··· EXERCISE INPUTS ···
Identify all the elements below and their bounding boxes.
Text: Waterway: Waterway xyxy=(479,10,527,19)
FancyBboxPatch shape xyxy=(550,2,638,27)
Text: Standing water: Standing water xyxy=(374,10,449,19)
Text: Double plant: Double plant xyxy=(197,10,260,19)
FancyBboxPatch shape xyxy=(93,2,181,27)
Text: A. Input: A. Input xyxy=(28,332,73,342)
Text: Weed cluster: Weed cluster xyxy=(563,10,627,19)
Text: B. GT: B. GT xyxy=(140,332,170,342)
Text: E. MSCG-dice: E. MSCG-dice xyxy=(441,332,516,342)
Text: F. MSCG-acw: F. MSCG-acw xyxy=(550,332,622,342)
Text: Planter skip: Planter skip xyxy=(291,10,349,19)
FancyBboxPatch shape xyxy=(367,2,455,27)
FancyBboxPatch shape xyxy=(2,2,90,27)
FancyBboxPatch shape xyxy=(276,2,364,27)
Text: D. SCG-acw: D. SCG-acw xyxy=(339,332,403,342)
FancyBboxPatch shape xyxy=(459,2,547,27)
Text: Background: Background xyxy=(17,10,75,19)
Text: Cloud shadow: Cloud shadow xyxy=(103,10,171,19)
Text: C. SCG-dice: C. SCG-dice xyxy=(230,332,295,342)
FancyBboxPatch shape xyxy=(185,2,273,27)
···
WRITTEN EXERCISE
Can you convert every line of the data above into a numbered list, skipping any blank lines?

TASK RESULT
1. Identify all the elements below and their bounding boxes.
2. Text: Waterway: Waterway xyxy=(479,10,527,19)
3. FancyBboxPatch shape xyxy=(550,2,638,27)
4. Text: Standing water: Standing water xyxy=(374,10,449,19)
5. Text: Double plant: Double plant xyxy=(197,10,260,19)
6. FancyBboxPatch shape xyxy=(93,2,181,27)
7. Text: A. Input: A. Input xyxy=(28,332,73,342)
8. Text: Weed cluster: Weed cluster xyxy=(563,10,627,19)
9. Text: B. GT: B. GT xyxy=(140,332,170,342)
10. Text: E. MSCG-dice: E. MSCG-dice xyxy=(441,332,516,342)
11. Text: F. MSCG-acw: F. MSCG-acw xyxy=(550,332,622,342)
12. Text: Planter skip: Planter skip xyxy=(291,10,349,19)
13. FancyBboxPatch shape xyxy=(367,2,455,27)
14. FancyBboxPatch shape xyxy=(2,2,90,27)
15. FancyBboxPatch shape xyxy=(276,2,364,27)
16. Text: D. SCG-acw: D. SCG-acw xyxy=(339,332,403,342)
17. FancyBboxPatch shape xyxy=(459,2,547,27)
18. Text: Background: Background xyxy=(17,10,75,19)
19. Text: Cloud shadow: Cloud shadow xyxy=(103,10,171,19)
20. Text: C. SCG-dice: C. SCG-dice xyxy=(230,332,295,342)
21. FancyBboxPatch shape xyxy=(185,2,273,27)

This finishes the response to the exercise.